-- Exercise details --
Copy everything from the start of the material down to the line containing "demand-bar [762, 324, 773, 355]", swapping "supply-bar" for "supply-column" and leaving all else unchanged.

-- Data section --
----------

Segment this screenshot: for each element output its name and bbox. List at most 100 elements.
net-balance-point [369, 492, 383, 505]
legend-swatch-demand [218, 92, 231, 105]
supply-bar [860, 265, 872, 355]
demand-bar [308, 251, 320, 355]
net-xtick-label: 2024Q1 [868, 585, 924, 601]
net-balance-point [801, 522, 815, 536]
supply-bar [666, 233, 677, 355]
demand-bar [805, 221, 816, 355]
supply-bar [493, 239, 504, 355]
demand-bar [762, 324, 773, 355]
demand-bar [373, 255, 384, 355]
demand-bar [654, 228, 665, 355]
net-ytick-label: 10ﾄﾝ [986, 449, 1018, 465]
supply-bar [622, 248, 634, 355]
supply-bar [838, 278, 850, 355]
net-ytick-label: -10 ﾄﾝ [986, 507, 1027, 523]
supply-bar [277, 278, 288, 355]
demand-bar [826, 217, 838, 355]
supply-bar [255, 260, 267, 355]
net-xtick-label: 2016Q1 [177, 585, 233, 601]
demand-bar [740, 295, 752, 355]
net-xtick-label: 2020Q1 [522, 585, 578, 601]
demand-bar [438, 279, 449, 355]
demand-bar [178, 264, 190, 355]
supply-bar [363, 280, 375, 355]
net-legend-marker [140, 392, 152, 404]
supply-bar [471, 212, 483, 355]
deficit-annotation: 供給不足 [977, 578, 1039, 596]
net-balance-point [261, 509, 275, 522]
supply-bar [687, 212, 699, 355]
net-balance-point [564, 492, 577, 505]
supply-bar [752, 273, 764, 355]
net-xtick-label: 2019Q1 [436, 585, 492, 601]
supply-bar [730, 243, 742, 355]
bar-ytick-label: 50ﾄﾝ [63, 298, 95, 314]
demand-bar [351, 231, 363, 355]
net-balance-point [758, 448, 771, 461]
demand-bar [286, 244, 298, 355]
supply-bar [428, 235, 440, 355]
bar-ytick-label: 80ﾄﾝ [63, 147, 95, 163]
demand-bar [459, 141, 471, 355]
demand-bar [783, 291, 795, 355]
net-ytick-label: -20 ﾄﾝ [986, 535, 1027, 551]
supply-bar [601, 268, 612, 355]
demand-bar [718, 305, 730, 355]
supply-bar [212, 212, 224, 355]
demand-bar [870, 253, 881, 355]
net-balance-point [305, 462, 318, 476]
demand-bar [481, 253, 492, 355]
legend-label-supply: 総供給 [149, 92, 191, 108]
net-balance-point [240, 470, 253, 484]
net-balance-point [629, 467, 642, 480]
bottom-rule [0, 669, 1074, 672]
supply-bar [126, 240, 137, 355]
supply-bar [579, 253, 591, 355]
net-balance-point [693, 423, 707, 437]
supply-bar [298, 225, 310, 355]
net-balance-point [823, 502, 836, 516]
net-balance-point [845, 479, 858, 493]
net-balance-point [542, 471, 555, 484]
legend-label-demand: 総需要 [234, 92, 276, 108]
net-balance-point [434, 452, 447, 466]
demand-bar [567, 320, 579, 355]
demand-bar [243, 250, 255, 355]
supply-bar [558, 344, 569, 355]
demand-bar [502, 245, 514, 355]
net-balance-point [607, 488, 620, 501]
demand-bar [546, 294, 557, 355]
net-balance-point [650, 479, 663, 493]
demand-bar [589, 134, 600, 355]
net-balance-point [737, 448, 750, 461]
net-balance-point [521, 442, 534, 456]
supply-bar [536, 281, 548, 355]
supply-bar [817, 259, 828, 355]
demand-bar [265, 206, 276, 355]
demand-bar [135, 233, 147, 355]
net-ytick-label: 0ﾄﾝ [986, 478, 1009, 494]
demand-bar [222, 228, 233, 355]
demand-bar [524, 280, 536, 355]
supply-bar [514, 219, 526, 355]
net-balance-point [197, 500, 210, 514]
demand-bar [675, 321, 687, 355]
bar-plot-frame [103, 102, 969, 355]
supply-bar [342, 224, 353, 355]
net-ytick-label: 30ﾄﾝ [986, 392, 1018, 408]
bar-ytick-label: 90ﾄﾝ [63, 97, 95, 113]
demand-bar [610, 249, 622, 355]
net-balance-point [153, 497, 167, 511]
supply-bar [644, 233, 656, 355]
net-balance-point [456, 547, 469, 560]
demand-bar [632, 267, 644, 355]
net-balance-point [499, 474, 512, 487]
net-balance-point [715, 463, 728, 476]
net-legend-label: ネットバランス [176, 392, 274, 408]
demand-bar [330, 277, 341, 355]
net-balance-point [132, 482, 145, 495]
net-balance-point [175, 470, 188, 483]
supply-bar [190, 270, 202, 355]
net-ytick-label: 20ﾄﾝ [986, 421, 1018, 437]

----------

-- Written response --
Segment this screenshot: for each element output its name and bbox. List at most 100 elements.
net-balance-point [369, 492, 383, 505]
legend-swatch-demand [218, 92, 231, 105]
supply-column [860, 265, 872, 355]
demand-bar [308, 251, 320, 355]
net-xtick-label: 2024Q1 [868, 585, 924, 601]
net-balance-point [801, 522, 815, 536]
supply-column [666, 233, 677, 355]
demand-bar [805, 221, 816, 355]
supply-column [493, 239, 504, 355]
demand-bar [762, 324, 773, 355]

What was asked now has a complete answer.